▸ Requirement
Copy out each line that includes the word "name".

-- BEGIN Exercise data --

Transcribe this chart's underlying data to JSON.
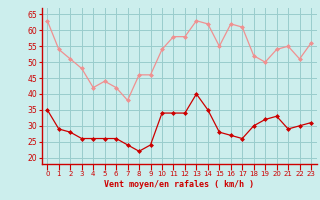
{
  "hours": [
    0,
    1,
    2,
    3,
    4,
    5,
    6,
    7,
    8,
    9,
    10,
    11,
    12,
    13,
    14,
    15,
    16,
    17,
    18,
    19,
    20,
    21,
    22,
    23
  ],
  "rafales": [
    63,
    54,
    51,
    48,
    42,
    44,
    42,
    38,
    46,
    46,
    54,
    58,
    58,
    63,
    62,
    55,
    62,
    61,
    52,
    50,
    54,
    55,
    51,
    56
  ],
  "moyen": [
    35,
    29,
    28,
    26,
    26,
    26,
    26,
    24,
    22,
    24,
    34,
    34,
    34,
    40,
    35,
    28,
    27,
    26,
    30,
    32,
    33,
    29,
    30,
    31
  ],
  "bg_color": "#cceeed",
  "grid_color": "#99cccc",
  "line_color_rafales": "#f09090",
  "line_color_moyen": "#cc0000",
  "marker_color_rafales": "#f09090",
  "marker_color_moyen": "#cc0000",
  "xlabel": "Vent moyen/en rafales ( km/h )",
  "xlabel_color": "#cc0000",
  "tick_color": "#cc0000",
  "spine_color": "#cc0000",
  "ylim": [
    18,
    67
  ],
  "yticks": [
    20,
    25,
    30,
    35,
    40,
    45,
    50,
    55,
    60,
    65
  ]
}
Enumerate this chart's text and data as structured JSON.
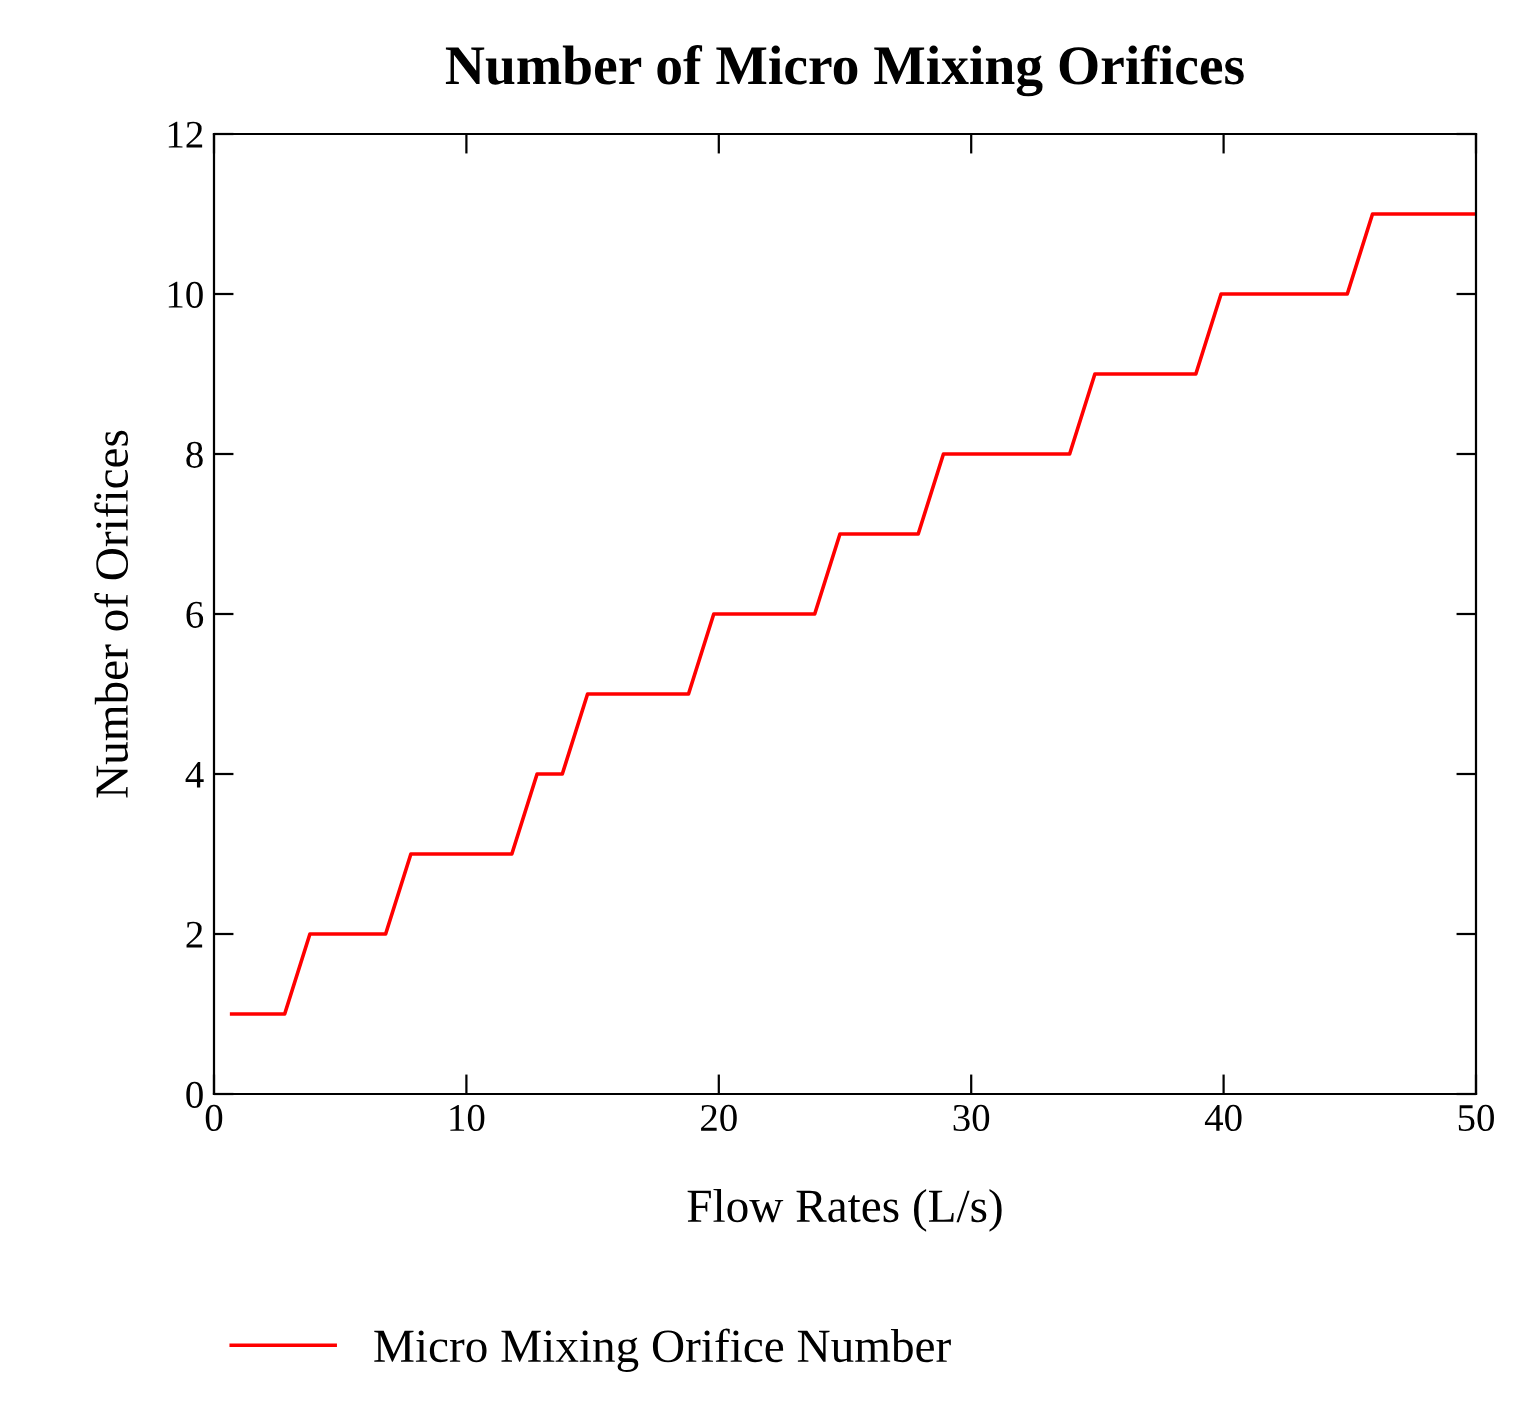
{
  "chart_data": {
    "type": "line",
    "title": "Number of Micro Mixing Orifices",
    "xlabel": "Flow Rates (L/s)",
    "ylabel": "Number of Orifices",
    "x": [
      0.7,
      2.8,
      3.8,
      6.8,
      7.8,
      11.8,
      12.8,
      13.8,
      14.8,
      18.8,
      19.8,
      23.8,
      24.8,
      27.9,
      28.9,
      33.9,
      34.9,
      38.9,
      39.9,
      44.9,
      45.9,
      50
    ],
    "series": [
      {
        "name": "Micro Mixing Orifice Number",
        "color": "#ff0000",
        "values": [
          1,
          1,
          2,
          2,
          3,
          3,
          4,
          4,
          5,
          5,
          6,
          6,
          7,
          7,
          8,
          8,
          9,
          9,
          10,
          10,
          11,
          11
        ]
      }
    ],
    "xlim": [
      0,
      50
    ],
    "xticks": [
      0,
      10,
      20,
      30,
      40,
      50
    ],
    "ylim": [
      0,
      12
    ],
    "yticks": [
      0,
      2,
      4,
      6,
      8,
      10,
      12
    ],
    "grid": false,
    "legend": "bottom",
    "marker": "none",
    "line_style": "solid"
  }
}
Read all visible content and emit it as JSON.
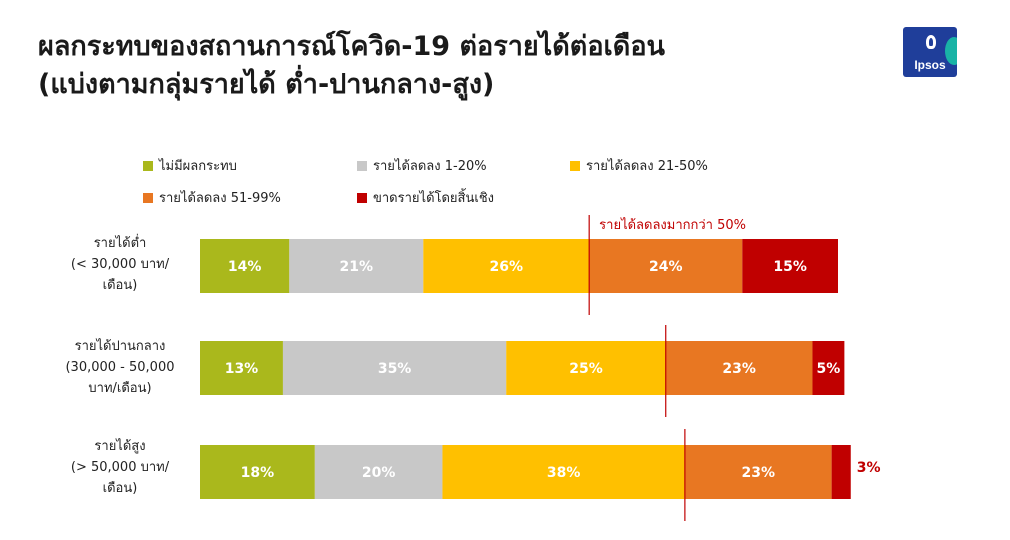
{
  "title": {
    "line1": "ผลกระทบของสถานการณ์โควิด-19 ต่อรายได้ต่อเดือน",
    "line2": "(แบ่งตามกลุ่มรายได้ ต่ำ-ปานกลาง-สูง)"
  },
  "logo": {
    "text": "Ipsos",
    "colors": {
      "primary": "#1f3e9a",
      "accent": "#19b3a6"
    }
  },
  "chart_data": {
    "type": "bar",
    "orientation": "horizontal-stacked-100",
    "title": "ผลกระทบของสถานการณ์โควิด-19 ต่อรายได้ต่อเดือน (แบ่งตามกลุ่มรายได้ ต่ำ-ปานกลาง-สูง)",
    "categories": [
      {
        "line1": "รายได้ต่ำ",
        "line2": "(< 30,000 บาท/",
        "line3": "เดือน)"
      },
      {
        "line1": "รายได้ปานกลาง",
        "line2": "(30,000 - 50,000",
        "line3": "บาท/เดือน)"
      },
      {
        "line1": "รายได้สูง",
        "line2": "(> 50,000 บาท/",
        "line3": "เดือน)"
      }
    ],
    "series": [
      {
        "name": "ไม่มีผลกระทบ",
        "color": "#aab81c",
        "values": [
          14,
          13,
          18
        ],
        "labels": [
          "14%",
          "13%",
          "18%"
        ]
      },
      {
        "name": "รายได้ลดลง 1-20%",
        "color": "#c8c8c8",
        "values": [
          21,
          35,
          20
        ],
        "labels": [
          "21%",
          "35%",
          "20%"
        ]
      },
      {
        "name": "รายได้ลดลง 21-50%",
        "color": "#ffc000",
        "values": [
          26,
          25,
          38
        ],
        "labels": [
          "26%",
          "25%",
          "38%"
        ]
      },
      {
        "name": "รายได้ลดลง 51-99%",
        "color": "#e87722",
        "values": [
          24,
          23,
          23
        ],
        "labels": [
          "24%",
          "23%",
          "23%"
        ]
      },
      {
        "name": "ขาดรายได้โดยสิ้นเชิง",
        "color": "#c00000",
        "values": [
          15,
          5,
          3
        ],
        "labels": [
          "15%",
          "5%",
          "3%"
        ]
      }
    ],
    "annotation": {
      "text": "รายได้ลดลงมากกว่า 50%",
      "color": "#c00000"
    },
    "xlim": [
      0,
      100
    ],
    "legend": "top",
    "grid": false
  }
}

-- END Exercise data --

▸ Solution to this task
        "name": "Micro Mixing Orifice Number",
        "name": "ไม่มีผลกระทบ",
        "name": "รายได้ลดลง 1-20%",
        "name": "รายได้ลดลง 21-50%",
        "name": "รายได้ลดลง 51-99%",
        "name": "ขาดรายได้โดยสิ้นเชิง",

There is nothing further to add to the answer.